- [INFORMATION]

▼

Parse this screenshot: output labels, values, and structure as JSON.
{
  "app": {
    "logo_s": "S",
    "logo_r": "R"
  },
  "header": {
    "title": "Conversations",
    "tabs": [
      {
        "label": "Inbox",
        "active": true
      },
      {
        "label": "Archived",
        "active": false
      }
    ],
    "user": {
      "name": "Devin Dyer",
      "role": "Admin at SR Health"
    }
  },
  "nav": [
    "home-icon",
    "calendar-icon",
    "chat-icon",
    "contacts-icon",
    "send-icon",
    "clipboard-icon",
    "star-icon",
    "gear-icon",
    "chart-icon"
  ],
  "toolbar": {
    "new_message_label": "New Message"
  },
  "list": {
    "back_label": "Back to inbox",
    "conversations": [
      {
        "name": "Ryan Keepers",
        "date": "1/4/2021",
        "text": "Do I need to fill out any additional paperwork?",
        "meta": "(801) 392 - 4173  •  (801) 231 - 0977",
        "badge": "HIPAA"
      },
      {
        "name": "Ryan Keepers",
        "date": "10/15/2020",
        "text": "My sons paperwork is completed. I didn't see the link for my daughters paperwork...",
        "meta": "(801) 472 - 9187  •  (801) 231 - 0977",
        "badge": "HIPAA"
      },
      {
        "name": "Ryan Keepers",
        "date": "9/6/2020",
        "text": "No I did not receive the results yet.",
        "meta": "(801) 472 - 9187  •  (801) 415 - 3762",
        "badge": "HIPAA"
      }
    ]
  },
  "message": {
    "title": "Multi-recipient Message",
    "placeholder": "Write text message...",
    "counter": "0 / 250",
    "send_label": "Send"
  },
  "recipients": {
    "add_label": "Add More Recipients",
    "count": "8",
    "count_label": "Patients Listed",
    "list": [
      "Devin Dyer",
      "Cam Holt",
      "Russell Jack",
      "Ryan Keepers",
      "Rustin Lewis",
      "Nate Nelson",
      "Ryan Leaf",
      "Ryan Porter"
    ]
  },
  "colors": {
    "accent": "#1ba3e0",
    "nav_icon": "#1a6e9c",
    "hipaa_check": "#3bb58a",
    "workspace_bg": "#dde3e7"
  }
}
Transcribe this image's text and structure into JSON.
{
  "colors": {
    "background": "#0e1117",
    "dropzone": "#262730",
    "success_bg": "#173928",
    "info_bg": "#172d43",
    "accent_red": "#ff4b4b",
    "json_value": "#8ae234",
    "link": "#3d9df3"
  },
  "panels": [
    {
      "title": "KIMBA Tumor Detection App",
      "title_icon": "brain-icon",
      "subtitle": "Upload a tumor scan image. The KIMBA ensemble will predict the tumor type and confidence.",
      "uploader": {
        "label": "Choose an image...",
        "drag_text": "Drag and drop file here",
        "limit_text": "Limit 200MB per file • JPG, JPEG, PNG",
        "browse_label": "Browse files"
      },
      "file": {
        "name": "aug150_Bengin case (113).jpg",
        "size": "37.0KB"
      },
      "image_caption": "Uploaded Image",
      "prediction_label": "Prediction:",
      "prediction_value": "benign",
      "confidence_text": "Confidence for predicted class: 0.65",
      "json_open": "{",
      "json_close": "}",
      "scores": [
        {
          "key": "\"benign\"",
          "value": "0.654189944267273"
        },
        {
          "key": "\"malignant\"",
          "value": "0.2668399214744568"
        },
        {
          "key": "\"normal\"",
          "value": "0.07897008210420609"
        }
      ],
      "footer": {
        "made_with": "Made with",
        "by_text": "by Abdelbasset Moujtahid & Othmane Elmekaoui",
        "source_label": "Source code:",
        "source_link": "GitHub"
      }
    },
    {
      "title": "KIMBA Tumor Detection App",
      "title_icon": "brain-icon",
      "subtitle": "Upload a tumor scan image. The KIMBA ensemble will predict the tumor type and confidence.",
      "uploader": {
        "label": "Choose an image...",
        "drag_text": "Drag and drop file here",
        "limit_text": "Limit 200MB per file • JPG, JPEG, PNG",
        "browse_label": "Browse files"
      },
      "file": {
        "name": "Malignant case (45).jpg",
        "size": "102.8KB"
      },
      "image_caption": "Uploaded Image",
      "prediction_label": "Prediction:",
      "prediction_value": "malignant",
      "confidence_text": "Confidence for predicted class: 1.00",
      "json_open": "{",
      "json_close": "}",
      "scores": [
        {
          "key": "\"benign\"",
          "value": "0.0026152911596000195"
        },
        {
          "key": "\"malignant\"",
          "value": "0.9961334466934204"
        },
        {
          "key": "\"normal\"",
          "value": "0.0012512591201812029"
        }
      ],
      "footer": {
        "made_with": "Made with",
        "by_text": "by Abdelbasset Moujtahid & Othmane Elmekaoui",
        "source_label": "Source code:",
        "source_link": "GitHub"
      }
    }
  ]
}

▲

- [TASK OBJECTIVE] Look through the listing above and copy each line where the string "predicted" occurs.

- [EXPECTED ANSWER]
      "confidence_text": "Confidence for predicted class: 0.65",
      "confidence_text": "Confidence for predicted class: 1.00",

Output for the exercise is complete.